DESCRIPCIÓN DEL PROBLEMA:
Cambia "Average" por "Mean" en el fragmento que abre con la línea que contiene "Title: Average Solar" y cierra con la que contiene "Localize all elements.". Devuelve solo esas líneas, sin ninguna otra modificación.
_ _ _ _
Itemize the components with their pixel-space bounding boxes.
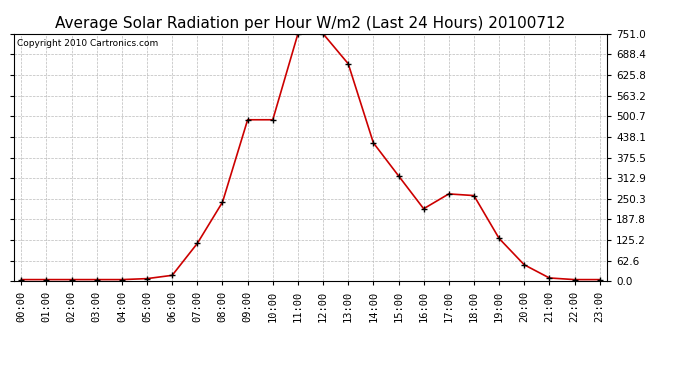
Title: Average Solar Radiation per Hour W/m2 (Last 24 Hours) 20100712: Average Solar Radiation per Hour W/m2 (L… [55,16,566,31]
Text: Copyright 2010 Cartronics.com: Copyright 2010 Cartronics.com [17,39,158,48]
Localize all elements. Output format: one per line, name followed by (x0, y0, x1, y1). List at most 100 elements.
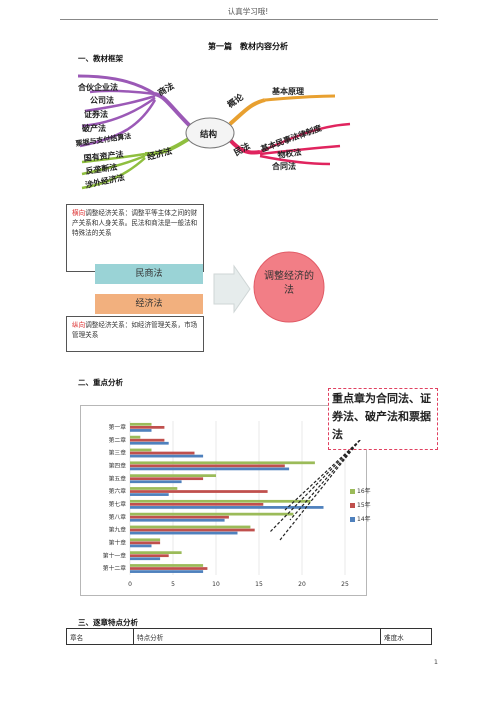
bar (130, 518, 225, 522)
table-header-cell: 难度水 (380, 628, 432, 645)
framework-mindmap: 合伙企业法 公司法 证券法 破产法 票据与支付结算法 商法 国有资产法 反垄断法… (74, 74, 351, 190)
item-gongsi: 公司法 (90, 95, 114, 105)
bar (130, 474, 216, 478)
bar (130, 512, 294, 516)
center-label: 结构 (200, 129, 218, 140)
bar (130, 480, 182, 484)
item-hehuo: 合伙企业法 (77, 82, 118, 92)
legend-label: 14年 (357, 515, 371, 523)
bar (130, 438, 165, 442)
key-chapter-bar-chart: 0 5 10 15 20 25 第一章第二章第三章第四章第五章第六章第七章第八章第九章第十章… (80, 405, 371, 596)
branch-gailun-line (228, 98, 266, 126)
bar (130, 499, 311, 503)
box1-text: 调整经济关系：调整平等主体之间的财产关系和人身关系。民法和商法是一般法和特殊法的… (72, 209, 198, 237)
callout-leader-lines (269, 440, 361, 541)
bar (130, 487, 178, 490)
bar (130, 461, 315, 465)
y-tick-label: 第七章 (109, 500, 127, 508)
item-fanlongduan: 反垄断法 (85, 162, 118, 176)
box1-prefix: 横向 (72, 209, 86, 217)
section-heading-2: 二、重点分析 (78, 378, 123, 387)
bar (130, 451, 195, 455)
page-number: 1 (433, 658, 438, 666)
center-cloud (185, 117, 235, 149)
circle-shape (253, 251, 325, 323)
section-heading-3: 三、逐章特点分析 (78, 618, 138, 627)
item-piaoju: 票据与支付结算法 (74, 131, 132, 148)
legend-swatch (350, 517, 355, 522)
branch-shangfa-line (154, 92, 192, 128)
x-tick-label: 0 (128, 581, 132, 588)
bar (130, 477, 204, 481)
bar (130, 506, 324, 509)
y-tick-label: 第四章 (109, 462, 127, 470)
item-zhengquan: 证券法 (84, 109, 108, 119)
item-wuquan: 物权法 (277, 147, 302, 160)
item-jibenyuanli: 基本原理 (271, 86, 304, 96)
branch-jingjifa-line (144, 136, 192, 156)
y-tick-label: 第十二章 (103, 564, 126, 572)
box2-prefix: 纵向 (72, 321, 86, 329)
table-header-cell: 特点分析 (133, 628, 381, 645)
bar (130, 544, 152, 548)
bar (130, 493, 169, 496)
branch-jingjifa: 经济法 (146, 146, 174, 163)
legend-label: 15年 (357, 501, 371, 509)
page-title: 第一篇 教材内容分析 (208, 42, 288, 51)
bar (130, 528, 255, 532)
bar (130, 490, 268, 493)
y-tick-label: 第十章 (109, 539, 127, 547)
y-tick-label: 第二章 (109, 436, 127, 444)
box2-text: 调整经济关系：如经济管理关系，市场管理关系 (72, 321, 198, 339)
bar (130, 441, 169, 445)
bar (130, 429, 152, 432)
item-pochan: 破产法 (82, 123, 106, 133)
x-tick-label: 25 (341, 581, 349, 588)
item-guoyou: 国有资产法 (83, 149, 124, 163)
bar (130, 570, 204, 573)
callout-text: 重点章为合同法、证券法、破产法和票据法 (332, 392, 431, 441)
y-tick-label: 第三章 (109, 449, 127, 457)
vertical-adjust-box: 纵向调整经济关系：如经济管理关系，市场管理关系 (66, 316, 204, 352)
branch-minfa-line (228, 138, 261, 155)
horizontal-adjust-box: 横向调整经济关系：调整平等主体之间的财产关系和人身关系。民法和商法是一般法和特殊… (66, 204, 204, 272)
bar (130, 448, 152, 452)
bar (130, 525, 251, 529)
legend-swatch (350, 503, 355, 508)
y-tick-label: 第九章 (109, 526, 127, 534)
header-divider (60, 19, 438, 20)
y-tick-label: 第六章 (109, 487, 127, 495)
bar (130, 422, 152, 426)
chapter-analysis-table: 章名 特点分析 难度水 (66, 628, 432, 645)
branch-shangfa: 商法 (156, 80, 177, 98)
table-header-cell: 章名 (66, 628, 134, 645)
bar (130, 435, 141, 439)
bar (130, 567, 208, 570)
bar (130, 541, 161, 545)
bar (130, 538, 161, 542)
y-tick-label: 第五章 (109, 474, 127, 482)
y-tick-label: 第八章 (109, 513, 127, 521)
bar (130, 564, 204, 567)
bar (130, 467, 290, 471)
bar (130, 515, 229, 519)
x-tick-label: 10 (212, 581, 220, 588)
x-tick-label: 15 (255, 581, 263, 588)
x-tick-label: 20 (298, 581, 306, 588)
section-heading-1: 一、教材框架 (78, 54, 123, 63)
bar (130, 502, 264, 506)
legend-label: 16年 (357, 487, 371, 495)
bar (130, 454, 204, 458)
tag-jingjifa: 经济法 (95, 294, 203, 314)
bar (130, 425, 165, 429)
x-tick-label: 5 (171, 581, 175, 588)
bar (130, 554, 169, 558)
bar (130, 557, 161, 561)
page-header: 认真学习哦! (227, 7, 269, 16)
legend-swatch (350, 489, 355, 494)
bar (130, 551, 182, 555)
item-hetong: 合同法 (271, 161, 296, 171)
bar (130, 464, 285, 468)
callout-box (328, 388, 438, 450)
circle-label: 调整经济的法 (264, 271, 314, 296)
_ _ _ _
RESPUESTA DEL EJERCICIO:
Title: Mean Solar Radiation per Hour W/m2 (Last 24 Hours) 20100712: Mean Solar Radiation per Hour W/m2 (L… [55,16,566,31]
Text: Copyright 2010 Cartronics.com: Copyright 2010 Cartronics.com [17,39,158,48]
Localize all elements. Output format: one per line, name followed by (x0, y0, x1, y1). List at most 100 elements.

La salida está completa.